Copy all lines holding the word "into" from the entries.

*** SOURCE RECORDS

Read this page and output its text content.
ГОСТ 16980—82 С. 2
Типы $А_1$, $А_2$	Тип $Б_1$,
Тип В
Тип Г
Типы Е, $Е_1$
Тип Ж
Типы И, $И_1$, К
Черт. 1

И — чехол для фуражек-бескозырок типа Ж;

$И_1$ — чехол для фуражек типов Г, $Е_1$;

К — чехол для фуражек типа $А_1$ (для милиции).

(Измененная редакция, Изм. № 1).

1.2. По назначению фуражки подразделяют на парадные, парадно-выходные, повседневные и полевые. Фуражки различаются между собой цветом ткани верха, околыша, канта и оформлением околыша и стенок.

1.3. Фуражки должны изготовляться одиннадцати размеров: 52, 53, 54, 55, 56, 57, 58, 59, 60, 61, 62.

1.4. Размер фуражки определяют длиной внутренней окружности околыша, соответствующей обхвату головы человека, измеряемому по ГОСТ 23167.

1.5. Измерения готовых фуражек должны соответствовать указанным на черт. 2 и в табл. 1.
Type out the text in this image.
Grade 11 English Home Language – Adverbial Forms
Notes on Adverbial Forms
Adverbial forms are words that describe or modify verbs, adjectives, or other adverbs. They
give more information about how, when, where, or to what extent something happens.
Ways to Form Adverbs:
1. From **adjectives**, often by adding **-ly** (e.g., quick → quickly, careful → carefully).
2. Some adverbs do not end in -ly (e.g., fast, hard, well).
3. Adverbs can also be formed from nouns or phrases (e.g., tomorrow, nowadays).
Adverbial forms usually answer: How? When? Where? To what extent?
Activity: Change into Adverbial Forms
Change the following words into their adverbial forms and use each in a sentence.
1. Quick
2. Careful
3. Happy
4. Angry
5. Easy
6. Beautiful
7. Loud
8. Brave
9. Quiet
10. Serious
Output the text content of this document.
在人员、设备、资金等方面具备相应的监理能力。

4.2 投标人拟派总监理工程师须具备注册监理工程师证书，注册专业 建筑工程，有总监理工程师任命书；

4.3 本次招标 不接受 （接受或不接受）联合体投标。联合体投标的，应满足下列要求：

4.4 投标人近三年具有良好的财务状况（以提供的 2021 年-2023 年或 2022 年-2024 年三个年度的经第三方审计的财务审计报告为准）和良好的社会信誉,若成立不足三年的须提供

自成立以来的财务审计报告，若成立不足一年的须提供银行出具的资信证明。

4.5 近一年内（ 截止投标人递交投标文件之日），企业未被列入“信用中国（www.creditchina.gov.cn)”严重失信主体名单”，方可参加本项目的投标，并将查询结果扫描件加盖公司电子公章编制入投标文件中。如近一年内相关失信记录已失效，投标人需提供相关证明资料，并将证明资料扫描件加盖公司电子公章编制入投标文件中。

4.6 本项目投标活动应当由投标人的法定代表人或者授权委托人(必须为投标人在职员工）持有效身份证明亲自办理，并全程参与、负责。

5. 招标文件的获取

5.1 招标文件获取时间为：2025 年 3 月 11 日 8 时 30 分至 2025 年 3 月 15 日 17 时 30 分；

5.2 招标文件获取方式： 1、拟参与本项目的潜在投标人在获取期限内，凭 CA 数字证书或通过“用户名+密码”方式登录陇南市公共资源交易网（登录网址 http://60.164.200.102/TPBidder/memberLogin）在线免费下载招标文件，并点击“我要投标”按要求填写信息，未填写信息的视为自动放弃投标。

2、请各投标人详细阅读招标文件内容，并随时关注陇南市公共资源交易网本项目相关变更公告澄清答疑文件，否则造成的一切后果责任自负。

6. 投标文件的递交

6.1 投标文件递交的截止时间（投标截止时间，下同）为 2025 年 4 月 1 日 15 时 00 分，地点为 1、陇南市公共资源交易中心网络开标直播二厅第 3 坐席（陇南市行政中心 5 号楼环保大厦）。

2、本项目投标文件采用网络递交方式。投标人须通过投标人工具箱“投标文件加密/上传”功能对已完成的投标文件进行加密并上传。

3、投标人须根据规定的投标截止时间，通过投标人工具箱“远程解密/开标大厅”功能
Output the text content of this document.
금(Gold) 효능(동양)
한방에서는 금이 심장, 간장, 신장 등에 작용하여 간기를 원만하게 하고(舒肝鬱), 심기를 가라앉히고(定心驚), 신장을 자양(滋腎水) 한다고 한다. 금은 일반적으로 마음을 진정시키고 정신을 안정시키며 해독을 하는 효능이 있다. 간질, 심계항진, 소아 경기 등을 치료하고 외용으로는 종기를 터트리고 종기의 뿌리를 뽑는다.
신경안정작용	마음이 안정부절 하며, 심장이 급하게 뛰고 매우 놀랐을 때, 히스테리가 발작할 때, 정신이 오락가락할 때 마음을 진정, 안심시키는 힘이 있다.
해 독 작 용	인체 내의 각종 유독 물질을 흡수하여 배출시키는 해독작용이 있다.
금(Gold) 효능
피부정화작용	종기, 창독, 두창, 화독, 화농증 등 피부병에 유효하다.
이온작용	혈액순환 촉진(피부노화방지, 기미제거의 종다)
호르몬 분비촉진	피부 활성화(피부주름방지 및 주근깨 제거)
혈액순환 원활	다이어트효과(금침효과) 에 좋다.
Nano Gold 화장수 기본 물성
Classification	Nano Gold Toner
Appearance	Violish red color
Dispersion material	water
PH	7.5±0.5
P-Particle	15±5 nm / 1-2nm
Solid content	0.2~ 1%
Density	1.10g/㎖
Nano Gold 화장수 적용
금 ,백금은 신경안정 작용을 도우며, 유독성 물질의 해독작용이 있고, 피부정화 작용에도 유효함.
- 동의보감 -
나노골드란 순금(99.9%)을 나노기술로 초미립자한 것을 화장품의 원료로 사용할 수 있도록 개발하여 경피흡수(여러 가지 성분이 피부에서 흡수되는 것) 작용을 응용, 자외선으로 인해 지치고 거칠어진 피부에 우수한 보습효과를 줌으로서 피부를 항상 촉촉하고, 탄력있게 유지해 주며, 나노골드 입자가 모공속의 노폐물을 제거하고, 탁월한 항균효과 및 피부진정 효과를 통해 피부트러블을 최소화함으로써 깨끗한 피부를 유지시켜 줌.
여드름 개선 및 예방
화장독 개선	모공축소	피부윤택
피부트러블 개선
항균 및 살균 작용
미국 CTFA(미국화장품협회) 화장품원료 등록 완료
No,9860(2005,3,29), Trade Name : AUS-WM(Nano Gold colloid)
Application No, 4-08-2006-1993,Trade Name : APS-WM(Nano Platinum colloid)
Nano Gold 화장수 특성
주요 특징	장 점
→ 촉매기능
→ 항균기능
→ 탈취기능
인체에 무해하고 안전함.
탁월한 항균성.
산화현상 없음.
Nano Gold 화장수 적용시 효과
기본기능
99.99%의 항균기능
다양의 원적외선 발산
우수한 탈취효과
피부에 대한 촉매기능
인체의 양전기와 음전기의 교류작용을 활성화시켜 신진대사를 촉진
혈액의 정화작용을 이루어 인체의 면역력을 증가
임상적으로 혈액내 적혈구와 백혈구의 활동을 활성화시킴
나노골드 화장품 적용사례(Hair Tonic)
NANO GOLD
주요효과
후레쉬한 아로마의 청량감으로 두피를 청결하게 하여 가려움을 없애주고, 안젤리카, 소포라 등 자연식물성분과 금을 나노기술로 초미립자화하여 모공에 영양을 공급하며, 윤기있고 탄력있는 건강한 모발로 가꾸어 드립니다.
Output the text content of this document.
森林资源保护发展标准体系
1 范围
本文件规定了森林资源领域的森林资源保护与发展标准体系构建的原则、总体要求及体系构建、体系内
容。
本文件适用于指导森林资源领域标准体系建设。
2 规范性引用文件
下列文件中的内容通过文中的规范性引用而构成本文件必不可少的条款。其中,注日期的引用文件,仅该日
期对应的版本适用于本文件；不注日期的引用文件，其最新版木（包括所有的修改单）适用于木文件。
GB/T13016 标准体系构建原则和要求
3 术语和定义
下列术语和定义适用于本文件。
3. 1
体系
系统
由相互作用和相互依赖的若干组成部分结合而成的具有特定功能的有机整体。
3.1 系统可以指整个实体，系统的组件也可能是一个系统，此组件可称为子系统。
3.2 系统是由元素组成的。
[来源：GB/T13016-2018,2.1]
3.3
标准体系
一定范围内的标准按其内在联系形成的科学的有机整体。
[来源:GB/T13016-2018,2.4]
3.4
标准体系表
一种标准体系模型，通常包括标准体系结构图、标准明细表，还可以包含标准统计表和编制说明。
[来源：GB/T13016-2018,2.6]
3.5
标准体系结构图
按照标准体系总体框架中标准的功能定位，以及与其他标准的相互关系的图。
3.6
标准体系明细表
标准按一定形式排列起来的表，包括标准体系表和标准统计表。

******

§ RESPONSE BELOW:
Activity: Change into Adverbial Forms
Change the following words into their adverbial forms and use each in a sentence.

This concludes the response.